— BEGIN —

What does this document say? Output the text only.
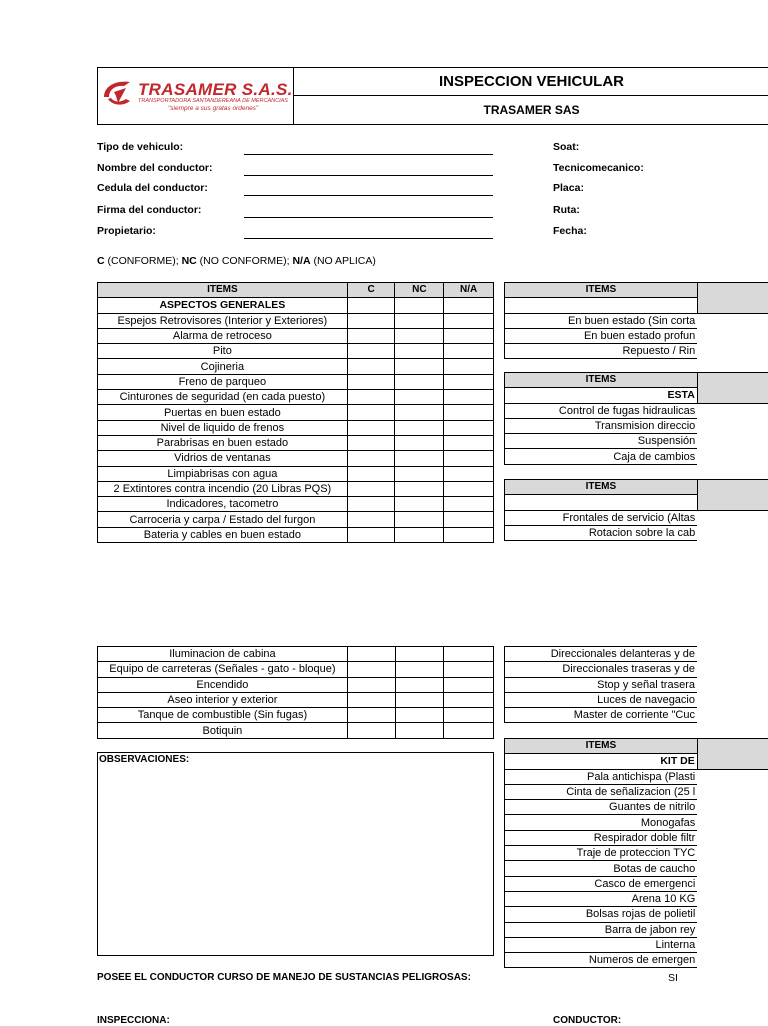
TRASAMER S.A.S.
TRANSPORTADORA SANTANDEREANA DE MERCANCIAS
"siempre a sus gratas ordenes"
INSPECCION VEHICULAR
TRASAMER SAS
Tipo de vehiculo:
Nombre del conductor:
Cedula del conductor:
Firma del conductor:
Propietario:
Soat:
Tecnicomecanico:
Placa:
Ruta:
Fecha:
C (CONFORME); NC (NO CONFORME); N/A (NO APLICA)
ITEMS	C	NC	N/A
ASPECTOS GENERALES			
Espejos Retrovisores (Interior y Exteriores)			
Alarma de retroceso			
Pito			
Cojineria			
Freno de parqueo			
Cinturones de seguridad (en cada puesto)			
Puertas en buen estado			
Nivel de liquido de frenos			
Parabrisas en buen estado			
Vidrios de ventanas			
Limpiabrisas con agua			
2 Extintores contra incendio (20 Libras PQS)			
Indicadores, tacometro			
Carroceria y carpa / Estado del furgon			
Bateria y cables en buen estado			
Iluminacion de cabina			
Equipo de carreteras (Señales - gato - bloque)			
Encendido			
Aseo interior y exterior			
Tanque de combustible (Sin fugas)			
Botiquin			
OBSERVACIONES:
ITEMS	

En buen estado (Sin corta	
En buen estado profun	
Repuesto / Rin	
ITEMS	
ESTA	
Control de fugas hidraulicas	
Transmision direccio	
Suspensión	
Caja de cambios	
ITEMS	

Frontales de servicio (Altas	
Rotacion sobre la cab	
Direccionales delanteras y de
Direccionales traseras y de
Stop y señal trasera
Luces de navegacio
Master de corriente "Cuc
ITEMS	
KIT DE	
Pala antichispa (Plasti	
Cinta de señalizacion (25 l	
Guantes de nitrilo	
Monogafas	
Respirador doble filtr	
Traje de proteccion TYC	
Botas de caucho	
Casco de emergenci	
Arena 10 KG	
Bolsas rojas de polietil	
Barra de jabon rey	
Linterna	
Numeros de emergen	
POSEE EL CONDUCTOR CURSO DE MANEJO DE SUSTANCIAS PELIGROSAS:	SI
INSPECCIONA:	CONDUCTOR:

— END —

> [Task goal]:
Find the count of lines in the data above where the string "fugas" occurs. Provide that number alone.

> [Final result]:
2